Supplied records:
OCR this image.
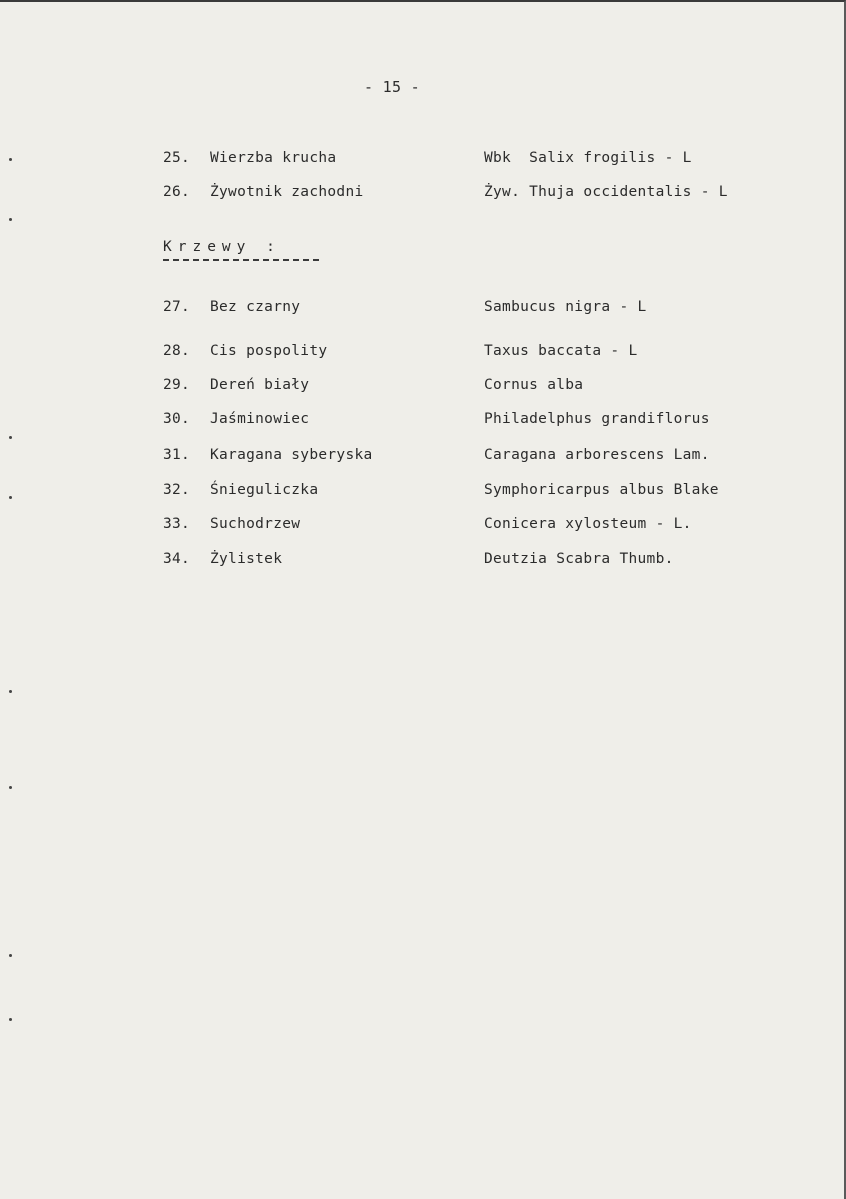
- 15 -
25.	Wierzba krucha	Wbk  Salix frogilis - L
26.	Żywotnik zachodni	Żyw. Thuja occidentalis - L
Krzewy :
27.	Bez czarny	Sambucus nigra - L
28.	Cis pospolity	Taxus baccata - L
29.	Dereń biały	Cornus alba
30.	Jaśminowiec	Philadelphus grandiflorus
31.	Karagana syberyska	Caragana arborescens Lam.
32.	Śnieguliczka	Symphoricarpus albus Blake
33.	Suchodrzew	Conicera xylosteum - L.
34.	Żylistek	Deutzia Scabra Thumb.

Brief:
Retype all the records shown above, character for character. Omit every picture.

Exercise solution:
OCR this image.
- 15 -
25.	Wierzba krucha	Wbk  Salix frogilis - L
26.	Żywotnik zachodni	Żyw. Thuja occidentalis - L
Krzewy :
27.	Bez czarny	Sambucus nigra - L
28.	Cis pospolity	Taxus baccata - L
29.	Dereń biały	Cornus alba
30.	Jaśminowiec	Philadelphus grandiflorus
31.	Karagana syberyska	Caragana arborescens Lam.
32.	Śnieguliczka	Symphoricarpus albus Blake
33.	Suchodrzew	Conicera xylosteum - L.
34.	Żylistek	Deutzia Scabra Thumb.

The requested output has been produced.